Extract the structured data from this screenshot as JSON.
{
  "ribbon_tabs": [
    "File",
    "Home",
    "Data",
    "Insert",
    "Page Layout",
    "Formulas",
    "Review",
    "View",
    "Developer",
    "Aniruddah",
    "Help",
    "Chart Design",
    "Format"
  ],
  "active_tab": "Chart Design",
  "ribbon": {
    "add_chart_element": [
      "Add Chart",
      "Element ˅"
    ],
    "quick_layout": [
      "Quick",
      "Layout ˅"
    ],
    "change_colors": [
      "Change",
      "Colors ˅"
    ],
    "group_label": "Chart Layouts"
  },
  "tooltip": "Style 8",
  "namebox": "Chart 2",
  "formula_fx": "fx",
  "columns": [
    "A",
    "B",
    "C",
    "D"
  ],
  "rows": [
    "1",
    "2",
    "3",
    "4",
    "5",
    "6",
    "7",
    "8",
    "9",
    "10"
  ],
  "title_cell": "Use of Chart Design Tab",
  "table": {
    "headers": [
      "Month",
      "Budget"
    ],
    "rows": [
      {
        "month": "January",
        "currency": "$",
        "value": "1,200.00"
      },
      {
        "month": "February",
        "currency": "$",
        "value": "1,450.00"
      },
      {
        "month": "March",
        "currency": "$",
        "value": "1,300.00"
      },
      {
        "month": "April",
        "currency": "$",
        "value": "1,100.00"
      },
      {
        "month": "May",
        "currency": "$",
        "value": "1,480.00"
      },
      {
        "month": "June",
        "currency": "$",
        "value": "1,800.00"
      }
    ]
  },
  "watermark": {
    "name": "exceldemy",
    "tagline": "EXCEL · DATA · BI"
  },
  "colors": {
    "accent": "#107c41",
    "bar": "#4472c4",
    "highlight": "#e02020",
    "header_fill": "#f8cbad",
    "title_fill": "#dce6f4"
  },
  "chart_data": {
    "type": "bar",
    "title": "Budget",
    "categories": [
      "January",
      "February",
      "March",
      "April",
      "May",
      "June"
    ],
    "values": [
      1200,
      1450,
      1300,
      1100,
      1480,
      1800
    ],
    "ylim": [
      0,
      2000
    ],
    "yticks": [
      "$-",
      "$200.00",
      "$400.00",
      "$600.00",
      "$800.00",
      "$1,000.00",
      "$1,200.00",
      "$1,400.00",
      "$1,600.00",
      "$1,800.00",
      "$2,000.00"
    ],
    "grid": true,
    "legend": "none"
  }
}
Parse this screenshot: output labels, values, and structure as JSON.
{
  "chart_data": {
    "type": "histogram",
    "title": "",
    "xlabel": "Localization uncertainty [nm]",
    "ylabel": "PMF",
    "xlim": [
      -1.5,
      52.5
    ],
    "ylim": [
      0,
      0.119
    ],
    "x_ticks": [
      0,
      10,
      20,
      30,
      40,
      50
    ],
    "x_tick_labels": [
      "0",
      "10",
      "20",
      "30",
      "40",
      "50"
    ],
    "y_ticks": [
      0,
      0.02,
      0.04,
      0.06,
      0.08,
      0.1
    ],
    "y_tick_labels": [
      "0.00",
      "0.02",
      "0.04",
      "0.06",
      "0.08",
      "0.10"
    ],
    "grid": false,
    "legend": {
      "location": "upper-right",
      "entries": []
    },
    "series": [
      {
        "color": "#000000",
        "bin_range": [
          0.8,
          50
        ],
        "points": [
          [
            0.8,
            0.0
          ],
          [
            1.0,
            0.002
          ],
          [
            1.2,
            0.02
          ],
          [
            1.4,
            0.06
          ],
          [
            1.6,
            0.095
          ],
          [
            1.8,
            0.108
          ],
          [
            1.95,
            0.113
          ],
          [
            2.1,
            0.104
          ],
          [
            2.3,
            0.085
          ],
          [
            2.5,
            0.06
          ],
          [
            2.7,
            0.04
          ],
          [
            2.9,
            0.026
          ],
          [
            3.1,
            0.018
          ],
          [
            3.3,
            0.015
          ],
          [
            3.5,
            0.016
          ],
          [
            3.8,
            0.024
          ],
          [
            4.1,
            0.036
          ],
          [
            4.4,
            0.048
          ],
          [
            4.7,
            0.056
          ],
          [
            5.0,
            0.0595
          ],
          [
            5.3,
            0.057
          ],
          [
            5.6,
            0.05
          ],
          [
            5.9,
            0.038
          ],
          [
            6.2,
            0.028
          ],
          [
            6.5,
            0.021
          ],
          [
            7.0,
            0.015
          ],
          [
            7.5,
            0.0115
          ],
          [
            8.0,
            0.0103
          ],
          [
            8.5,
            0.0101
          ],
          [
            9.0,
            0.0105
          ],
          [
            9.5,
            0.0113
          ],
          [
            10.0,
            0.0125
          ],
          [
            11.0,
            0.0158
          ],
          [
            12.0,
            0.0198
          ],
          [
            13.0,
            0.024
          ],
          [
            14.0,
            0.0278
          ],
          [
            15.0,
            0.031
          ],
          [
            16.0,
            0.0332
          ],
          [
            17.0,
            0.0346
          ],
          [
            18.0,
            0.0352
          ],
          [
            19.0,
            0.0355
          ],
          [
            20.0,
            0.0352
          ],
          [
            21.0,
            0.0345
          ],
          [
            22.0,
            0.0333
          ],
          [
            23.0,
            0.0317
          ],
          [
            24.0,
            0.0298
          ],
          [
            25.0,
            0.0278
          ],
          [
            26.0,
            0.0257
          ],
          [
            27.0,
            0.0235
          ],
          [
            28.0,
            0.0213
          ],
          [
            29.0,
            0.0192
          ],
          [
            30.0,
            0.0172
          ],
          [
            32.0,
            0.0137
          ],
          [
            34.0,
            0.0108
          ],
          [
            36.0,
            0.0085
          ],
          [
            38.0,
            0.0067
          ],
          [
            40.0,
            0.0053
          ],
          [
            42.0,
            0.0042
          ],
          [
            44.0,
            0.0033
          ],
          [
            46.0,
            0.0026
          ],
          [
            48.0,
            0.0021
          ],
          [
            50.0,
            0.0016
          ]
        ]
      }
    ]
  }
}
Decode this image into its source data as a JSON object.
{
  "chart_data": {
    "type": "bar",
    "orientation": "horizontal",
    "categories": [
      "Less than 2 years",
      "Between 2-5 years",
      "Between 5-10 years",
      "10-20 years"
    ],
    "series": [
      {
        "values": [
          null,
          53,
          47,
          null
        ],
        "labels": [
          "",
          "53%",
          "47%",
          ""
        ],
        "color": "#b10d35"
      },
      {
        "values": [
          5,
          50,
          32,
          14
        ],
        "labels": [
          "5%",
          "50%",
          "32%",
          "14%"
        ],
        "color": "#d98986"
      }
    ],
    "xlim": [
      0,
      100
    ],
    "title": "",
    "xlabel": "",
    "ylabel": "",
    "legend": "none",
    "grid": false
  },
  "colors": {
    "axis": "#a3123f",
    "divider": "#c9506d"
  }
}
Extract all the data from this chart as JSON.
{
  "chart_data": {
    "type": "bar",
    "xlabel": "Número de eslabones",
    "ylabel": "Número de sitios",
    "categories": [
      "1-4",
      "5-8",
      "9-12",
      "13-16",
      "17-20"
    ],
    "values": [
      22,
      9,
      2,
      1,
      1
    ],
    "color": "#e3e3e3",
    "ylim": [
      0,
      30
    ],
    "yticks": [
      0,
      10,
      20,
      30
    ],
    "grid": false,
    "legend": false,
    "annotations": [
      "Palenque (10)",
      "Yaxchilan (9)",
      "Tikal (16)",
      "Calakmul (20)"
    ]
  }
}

> _What you should do_
Extract the complete set of records unchanged.

> _Finished task_
Extract the structured data from this screenshot as JSON.
{
  "ribbon_tabs": [
    "File",
    "Home",
    "Data",
    "Insert",
    "Page Layout",
    "Formulas",
    "Review",
    "View",
    "Developer",
    "Aniruddah",
    "Help",
    "Chart Design",
    "Format"
  ],
  "active_tab": "Chart Design",
  "ribbon": {
    "add_chart_element": [
      "Add Chart",
      "Element ˅"
    ],
    "quick_layout": [
      "Quick",
      "Layout ˅"
    ],
    "change_colors": [
      "Change",
      "Colors ˅"
    ],
    "group_label": "Chart Layouts"
  },
  "tooltip": "Style 8",
  "namebox": "Chart 2",
  "formula_fx": "fx",
  "columns": [
    "A",
    "B",
    "C",
    "D"
  ],
  "rows": [
    "1",
    "2",
    "3",
    "4",
    "5",
    "6",
    "7",
    "8",
    "9",
    "10"
  ],
  "title_cell": "Use of Chart Design Tab",
  "table": {
    "headers": [
      "Month",
      "Budget"
    ],
    "rows": [
      {
        "month": "January",
        "currency": "$",
        "value": "1,200.00"
      },
      {
        "month": "February",
        "currency": "$",
        "value": "1,450.00"
      },
      {
        "month": "March",
        "currency": "$",
        "value": "1,300.00"
      },
      {
        "month": "April",
        "currency": "$",
        "value": "1,100.00"
      },
      {
        "month": "May",
        "currency": "$",
        "value": "1,480.00"
      },
      {
        "month": "June",
        "currency": "$",
        "value": "1,800.00"
      }
    ]
  },
  "watermark": {
    "name": "exceldemy",
    "tagline": "EXCEL · DATA · BI"
  },
  "colors": {
    "accent": "#107c41",
    "bar": "#4472c4",
    "highlight": "#e02020",
    "header_fill": "#f8cbad",
    "title_fill": "#dce6f4"
  },
  "chart_data": {
    "type": "bar",
    "title": "Budget",
    "categories": [
      "January",
      "February",
      "March",
      "April",
      "May",
      "June"
    ],
    "values": [
      1200,
      1450,
      1300,
      1100,
      1480,
      1800
    ],
    "ylim": [
      0,
      2000
    ],
    "yticks": [
      "$-",
      "$200.00",
      "$400.00",
      "$600.00",
      "$800.00",
      "$1,000.00",
      "$1,200.00",
      "$1,400.00",
      "$1,600.00",
      "$1,800.00",
      "$2,000.00"
    ],
    "grid": true,
    "legend": "none"
  }
}
Parse this screenshot: output labels, values, and structure as JSON.
{
  "chart_data": {
    "type": "histogram",
    "title": "",
    "xlabel": "Localization uncertainty [nm]",
    "ylabel": "PMF",
    "xlim": [
      -1.5,
      52.5
    ],
    "ylim": [
      0,
      0.119
    ],
    "x_ticks": [
      0,
      10,
      20,
      30,
      40,
      50
    ],
    "x_tick_labels": [
      "0",
      "10",
      "20",
      "30",
      "40",
      "50"
    ],
    "y_ticks": [
      0,
      0.02,
      0.04,
      0.06,
      0.08,
      0.1
    ],
    "y_tick_labels": [
      "0.00",
      "0.02",
      "0.04",
      "0.06",
      "0.08",
      "0.10"
    ],
    "grid": false,
    "legend": {
      "location": "upper-right",
      "entries": []
    },
    "series": [
      {
        "color": "#000000",
        "bin_range": [
          0.8,
          50
        ],
        "points": [
          [
            0.8,
            0.0
          ],
          [
            1.0,
            0.002
          ],
          [
            1.2,
            0.02
          ],
          [
            1.4,
            0.06
          ],
          [
            1.6,
            0.095
          ],
          [
            1.8,
            0.108
          ],
          [
            1.95,
            0.113
          ],
          [
            2.1,
            0.104
          ],
          [
            2.3,
            0.085
          ],
          [
            2.5,
            0.06
          ],
          [
            2.7,
            0.04
          ],
          [
            2.9,
            0.026
          ],
          [
            3.1,
            0.018
          ],
          [
            3.3,
            0.015
          ],
          [
            3.5,
            0.016
          ],
          [
            3.8,
            0.024
          ],
          [
            4.1,
            0.036
          ],
          [
            4.4,
            0.048
          ],
          [
            4.7,
            0.056
          ],
          [
            5.0,
            0.0595
          ],
          [
            5.3,
            0.057
          ],
          [
            5.6,
            0.05
          ],
          [
            5.9,
            0.038
          ],
          [
            6.2,
            0.028
          ],
          [
            6.5,
            0.021
          ],
          [
            7.0,
            0.015
          ],
          [
            7.5,
            0.0115
          ],
          [
            8.0,
            0.0103
          ],
          [
            8.5,
            0.0101
          ],
          [
            9.0,
            0.0105
          ],
          [
            9.5,
            0.0113
          ],
          [
            10.0,
            0.0125
          ],
          [
            11.0,
            0.0158
          ],
          [
            12.0,
            0.0198
          ],
          [
            13.0,
            0.024
          ],
          [
            14.0,
            0.0278
          ],
          [
            15.0,
            0.031
          ],
          [
            16.0,
            0.0332
          ],
          [
            17.0,
            0.0346
          ],
          [
            18.0,
            0.0352
          ],
          [
            19.0,
            0.0355
          ],
          [
            20.0,
            0.0352
          ],
          [
            21.0,
            0.0345
          ],
          [
            22.0,
            0.0333
          ],
          [
            23.0,
            0.0317
          ],
          [
            24.0,
            0.0298
          ],
          [
            25.0,
            0.0278
          ],
          [
            26.0,
            0.0257
          ],
          [
            27.0,
            0.0235
          ],
          [
            28.0,
            0.0213
          ],
          [
            29.0,
            0.0192
          ],
          [
            30.0,
            0.0172
          ],
          [
            32.0,
            0.0137
          ],
          [
            34.0,
            0.0108
          ],
          [
            36.0,
            0.0085
          ],
          [
            38.0,
            0.0067
          ],
          [
            40.0,
            0.0053
          ],
          [
            42.0,
            0.0042
          ],
          [
            44.0,
            0.0033
          ],
          [
            46.0,
            0.0026
          ],
          [
            48.0,
            0.0021
          ],
          [
            50.0,
            0.0016
          ]
        ]
      }
    ]
  }
}
Decode this image into its source data as a JSON object.
{
  "chart_data": {
    "type": "bar",
    "orientation": "horizontal",
    "categories": [
      "Less than 2 years",
      "Between 2-5 years",
      "Between 5-10 years",
      "10-20 years"
    ],
    "series": [
      {
        "values": [
          null,
          53,
          47,
          null
        ],
        "labels": [
          "",
          "53%",
          "47%",
          ""
        ],
        "color": "#b10d35"
      },
      {
        "values": [
          5,
          50,
          32,
          14
        ],
        "labels": [
          "5%",
          "50%",
          "32%",
          "14%"
        ],
        "color": "#d98986"
      }
    ],
    "xlim": [
      0,
      100
    ],
    "title": "",
    "xlabel": "",
    "ylabel": "",
    "legend": "none",
    "grid": false
  },
  "colors": {
    "axis": "#a3123f",
    "divider": "#c9506d"
  }
}
Extract all the data from this chart as JSON.
{
  "chart_data": {
    "type": "bar",
    "xlabel": "Número de eslabones",
    "ylabel": "Número de sitios",
    "categories": [
      "1-4",
      "5-8",
      "9-12",
      "13-16",
      "17-20"
    ],
    "values": [
      22,
      9,
      2,
      1,
      1
    ],
    "color": "#e3e3e3",
    "ylim": [
      0,
      30
    ],
    "yticks": [
      0,
      10,
      20,
      30
    ],
    "grid": false,
    "legend": false,
    "annotations": [
      "Palenque (10)",
      "Yaxchilan (9)",
      "Tikal (16)",
      "Calakmul (20)"
    ]
  }
}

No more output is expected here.